TO DO. State how many lines include "capacity", giving the number by itself.

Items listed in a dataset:
::::::::::
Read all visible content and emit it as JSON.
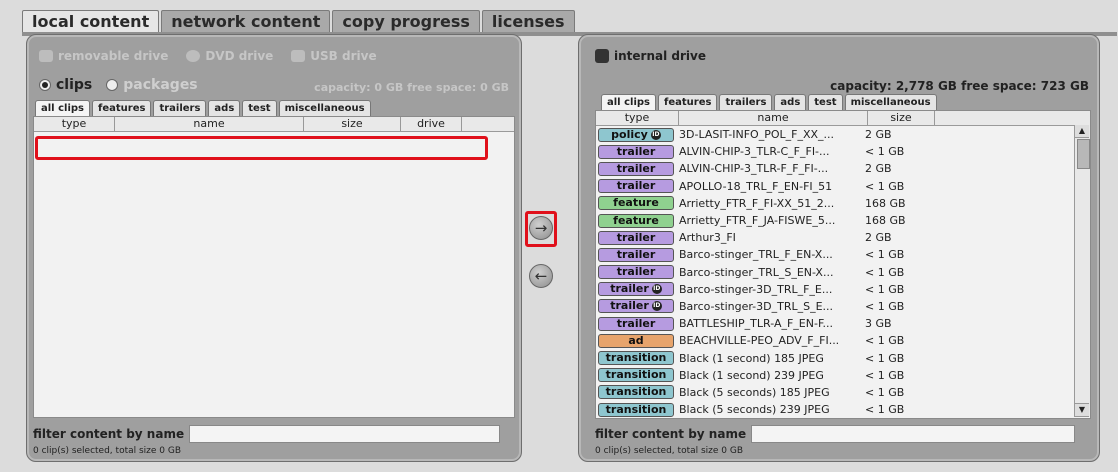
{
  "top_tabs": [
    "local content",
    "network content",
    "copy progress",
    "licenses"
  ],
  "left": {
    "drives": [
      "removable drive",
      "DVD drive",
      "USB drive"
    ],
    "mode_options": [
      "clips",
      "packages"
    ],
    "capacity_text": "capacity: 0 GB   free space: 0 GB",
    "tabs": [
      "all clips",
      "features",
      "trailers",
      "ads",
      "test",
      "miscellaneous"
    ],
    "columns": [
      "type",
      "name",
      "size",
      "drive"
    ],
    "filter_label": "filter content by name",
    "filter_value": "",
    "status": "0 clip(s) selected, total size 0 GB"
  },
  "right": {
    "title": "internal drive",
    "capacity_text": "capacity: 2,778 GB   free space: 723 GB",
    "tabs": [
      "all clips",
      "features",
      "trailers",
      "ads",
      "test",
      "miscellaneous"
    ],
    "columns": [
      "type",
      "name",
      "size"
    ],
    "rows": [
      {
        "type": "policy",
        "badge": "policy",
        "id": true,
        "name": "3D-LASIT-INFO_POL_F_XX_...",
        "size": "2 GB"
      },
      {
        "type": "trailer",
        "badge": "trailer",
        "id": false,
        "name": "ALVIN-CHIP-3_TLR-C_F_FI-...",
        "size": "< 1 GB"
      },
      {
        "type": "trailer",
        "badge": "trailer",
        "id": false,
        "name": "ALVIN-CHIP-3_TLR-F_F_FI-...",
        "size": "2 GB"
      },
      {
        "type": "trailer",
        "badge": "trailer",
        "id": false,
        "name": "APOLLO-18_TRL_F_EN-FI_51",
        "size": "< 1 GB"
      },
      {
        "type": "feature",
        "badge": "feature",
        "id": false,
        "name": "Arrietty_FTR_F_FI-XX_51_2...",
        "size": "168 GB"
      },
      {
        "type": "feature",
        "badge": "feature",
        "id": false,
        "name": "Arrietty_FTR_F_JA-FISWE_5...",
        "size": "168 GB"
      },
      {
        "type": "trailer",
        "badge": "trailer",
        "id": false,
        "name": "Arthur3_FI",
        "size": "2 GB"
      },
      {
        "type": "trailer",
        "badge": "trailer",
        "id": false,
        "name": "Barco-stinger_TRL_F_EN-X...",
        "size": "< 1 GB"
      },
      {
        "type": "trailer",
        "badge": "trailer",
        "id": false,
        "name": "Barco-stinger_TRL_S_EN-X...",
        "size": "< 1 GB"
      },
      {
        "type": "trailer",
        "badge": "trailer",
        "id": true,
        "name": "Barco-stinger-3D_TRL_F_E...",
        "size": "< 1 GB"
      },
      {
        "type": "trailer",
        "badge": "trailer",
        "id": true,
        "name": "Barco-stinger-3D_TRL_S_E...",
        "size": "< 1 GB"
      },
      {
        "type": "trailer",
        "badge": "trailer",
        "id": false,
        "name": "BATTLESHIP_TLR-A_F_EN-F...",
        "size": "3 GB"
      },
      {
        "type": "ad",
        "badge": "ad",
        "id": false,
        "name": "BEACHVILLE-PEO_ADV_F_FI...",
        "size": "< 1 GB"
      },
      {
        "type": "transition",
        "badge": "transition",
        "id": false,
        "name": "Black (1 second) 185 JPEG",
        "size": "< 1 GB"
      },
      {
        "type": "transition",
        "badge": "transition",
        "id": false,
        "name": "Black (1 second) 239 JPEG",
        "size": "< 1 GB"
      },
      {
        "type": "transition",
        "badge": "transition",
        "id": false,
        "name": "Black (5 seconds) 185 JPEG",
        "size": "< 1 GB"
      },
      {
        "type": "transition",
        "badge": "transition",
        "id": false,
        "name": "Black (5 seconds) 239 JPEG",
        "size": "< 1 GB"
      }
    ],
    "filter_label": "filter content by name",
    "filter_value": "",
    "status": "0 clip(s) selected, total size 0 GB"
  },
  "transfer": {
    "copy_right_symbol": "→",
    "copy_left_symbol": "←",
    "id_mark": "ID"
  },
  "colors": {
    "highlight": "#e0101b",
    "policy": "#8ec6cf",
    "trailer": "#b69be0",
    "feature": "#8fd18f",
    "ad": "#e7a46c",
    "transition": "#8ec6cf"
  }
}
::::::::::
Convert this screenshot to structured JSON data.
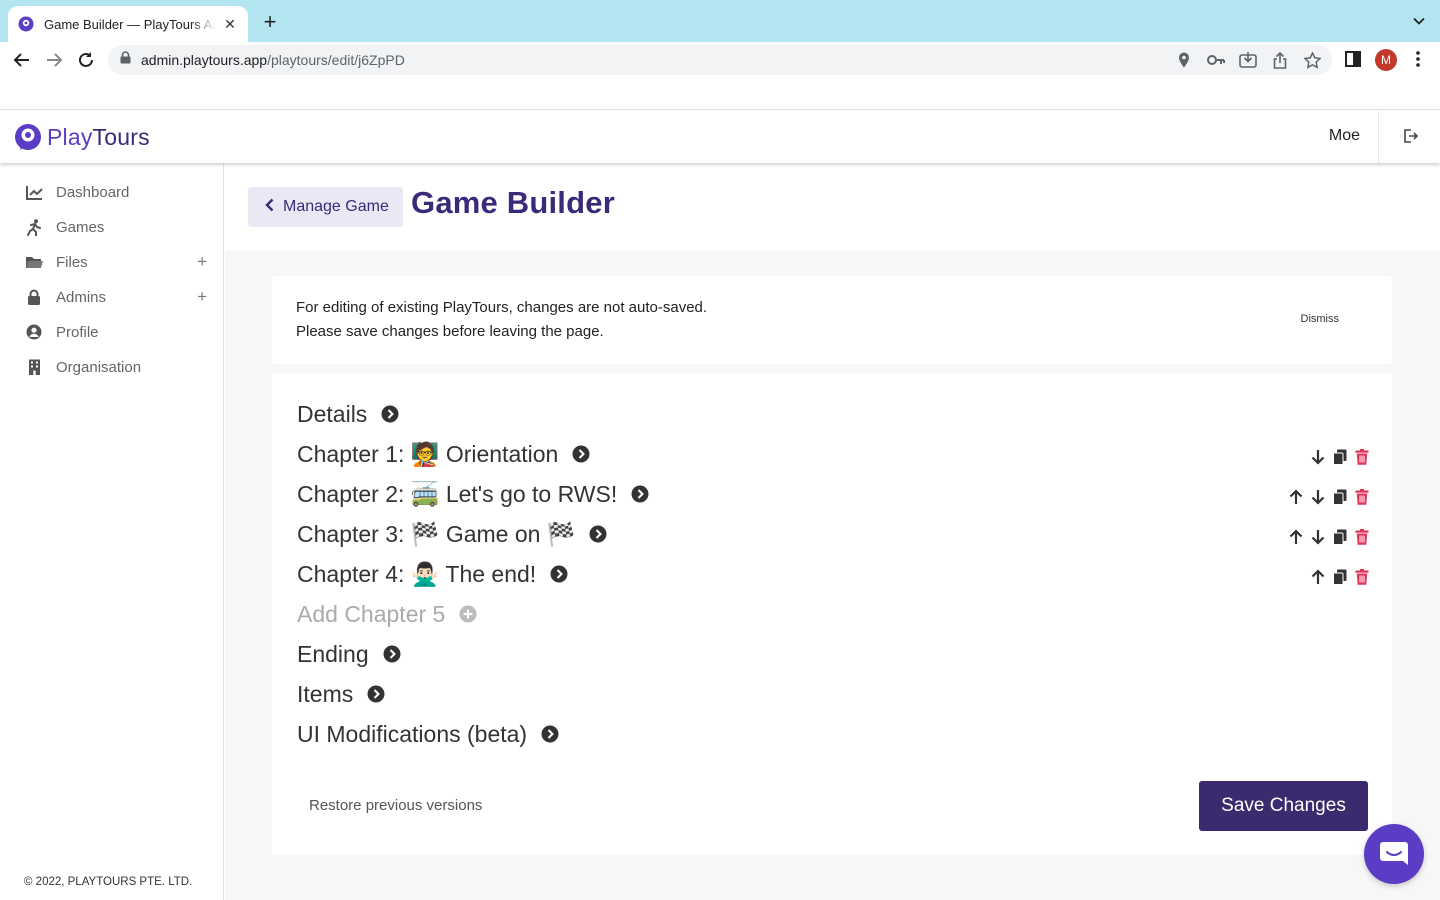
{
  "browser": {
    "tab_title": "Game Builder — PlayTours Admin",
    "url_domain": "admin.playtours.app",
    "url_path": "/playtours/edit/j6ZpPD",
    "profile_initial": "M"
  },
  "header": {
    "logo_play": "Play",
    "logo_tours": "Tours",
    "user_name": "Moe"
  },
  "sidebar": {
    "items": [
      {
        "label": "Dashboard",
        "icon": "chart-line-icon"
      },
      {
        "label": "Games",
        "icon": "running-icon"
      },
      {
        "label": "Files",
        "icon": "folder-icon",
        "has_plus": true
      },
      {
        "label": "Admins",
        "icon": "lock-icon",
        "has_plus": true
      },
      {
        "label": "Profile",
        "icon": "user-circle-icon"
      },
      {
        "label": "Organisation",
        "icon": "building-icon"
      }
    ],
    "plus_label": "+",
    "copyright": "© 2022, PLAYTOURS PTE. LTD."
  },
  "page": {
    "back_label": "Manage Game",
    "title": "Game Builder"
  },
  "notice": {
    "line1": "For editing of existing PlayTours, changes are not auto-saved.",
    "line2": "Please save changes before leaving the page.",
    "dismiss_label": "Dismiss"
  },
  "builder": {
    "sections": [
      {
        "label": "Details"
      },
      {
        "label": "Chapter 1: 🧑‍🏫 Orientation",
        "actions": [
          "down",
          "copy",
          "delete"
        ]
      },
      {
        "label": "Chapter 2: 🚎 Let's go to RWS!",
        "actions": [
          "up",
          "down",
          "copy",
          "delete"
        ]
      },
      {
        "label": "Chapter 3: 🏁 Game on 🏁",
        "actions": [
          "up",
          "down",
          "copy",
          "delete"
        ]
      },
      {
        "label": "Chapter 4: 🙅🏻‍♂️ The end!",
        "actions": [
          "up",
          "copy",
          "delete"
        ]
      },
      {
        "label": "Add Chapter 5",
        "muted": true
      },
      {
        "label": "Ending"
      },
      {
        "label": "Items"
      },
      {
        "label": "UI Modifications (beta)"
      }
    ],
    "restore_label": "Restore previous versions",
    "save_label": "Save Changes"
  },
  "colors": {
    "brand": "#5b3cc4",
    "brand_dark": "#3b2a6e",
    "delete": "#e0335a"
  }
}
::::::::::
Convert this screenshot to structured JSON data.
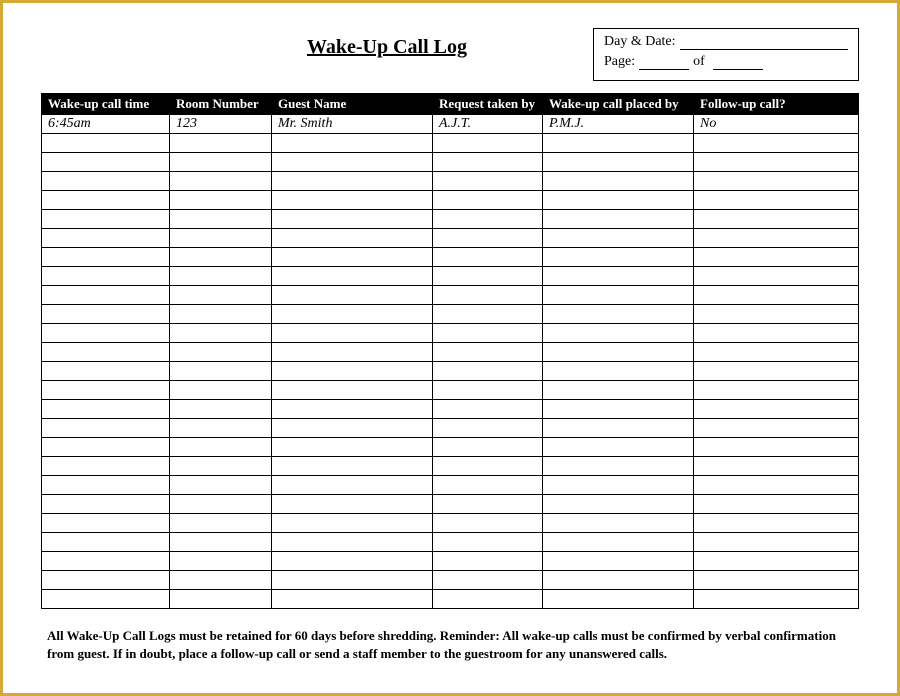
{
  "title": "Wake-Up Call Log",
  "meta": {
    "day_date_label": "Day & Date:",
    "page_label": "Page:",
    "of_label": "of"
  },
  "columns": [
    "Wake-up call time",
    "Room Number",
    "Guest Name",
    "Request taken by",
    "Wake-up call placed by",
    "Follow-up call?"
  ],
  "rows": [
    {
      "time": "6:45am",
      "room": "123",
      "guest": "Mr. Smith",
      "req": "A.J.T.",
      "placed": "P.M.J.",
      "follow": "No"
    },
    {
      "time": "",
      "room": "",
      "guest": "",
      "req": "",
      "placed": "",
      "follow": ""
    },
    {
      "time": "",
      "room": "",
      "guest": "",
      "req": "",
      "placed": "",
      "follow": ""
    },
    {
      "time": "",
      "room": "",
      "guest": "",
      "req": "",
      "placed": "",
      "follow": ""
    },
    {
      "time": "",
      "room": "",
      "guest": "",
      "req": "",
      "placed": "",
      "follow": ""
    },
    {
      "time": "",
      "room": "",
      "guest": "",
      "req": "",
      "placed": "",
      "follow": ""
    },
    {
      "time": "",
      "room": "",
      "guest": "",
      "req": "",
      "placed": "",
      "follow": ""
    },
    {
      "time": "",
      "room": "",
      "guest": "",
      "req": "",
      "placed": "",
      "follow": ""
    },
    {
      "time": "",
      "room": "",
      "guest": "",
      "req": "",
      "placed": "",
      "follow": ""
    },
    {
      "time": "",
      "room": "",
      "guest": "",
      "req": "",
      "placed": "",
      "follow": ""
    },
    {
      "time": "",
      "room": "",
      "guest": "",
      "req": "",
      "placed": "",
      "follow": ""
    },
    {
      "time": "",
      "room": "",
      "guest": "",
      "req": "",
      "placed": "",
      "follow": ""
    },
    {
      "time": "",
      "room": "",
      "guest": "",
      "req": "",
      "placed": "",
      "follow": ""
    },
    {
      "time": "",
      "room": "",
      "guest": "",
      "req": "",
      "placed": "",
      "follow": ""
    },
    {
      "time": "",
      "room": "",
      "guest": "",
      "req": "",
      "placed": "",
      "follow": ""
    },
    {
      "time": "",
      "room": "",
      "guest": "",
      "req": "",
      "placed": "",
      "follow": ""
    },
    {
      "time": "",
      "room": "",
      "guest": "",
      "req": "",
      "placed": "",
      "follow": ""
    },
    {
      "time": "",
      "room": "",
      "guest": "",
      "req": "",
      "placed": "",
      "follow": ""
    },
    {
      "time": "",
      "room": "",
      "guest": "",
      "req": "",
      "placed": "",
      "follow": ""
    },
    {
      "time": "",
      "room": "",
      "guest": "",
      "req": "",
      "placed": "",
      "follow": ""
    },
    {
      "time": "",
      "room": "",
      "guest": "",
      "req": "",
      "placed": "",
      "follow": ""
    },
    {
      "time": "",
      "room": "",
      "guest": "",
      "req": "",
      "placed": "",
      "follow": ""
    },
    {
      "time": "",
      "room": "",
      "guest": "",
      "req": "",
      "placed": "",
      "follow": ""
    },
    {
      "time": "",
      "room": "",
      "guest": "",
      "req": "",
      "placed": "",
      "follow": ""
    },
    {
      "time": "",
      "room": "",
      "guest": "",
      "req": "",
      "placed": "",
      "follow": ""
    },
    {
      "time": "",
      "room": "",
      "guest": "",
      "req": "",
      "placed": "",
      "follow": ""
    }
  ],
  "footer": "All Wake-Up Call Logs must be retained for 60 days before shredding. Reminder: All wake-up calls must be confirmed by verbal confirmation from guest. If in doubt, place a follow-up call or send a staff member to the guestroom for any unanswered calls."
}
::::::::::
OUTPUT. 2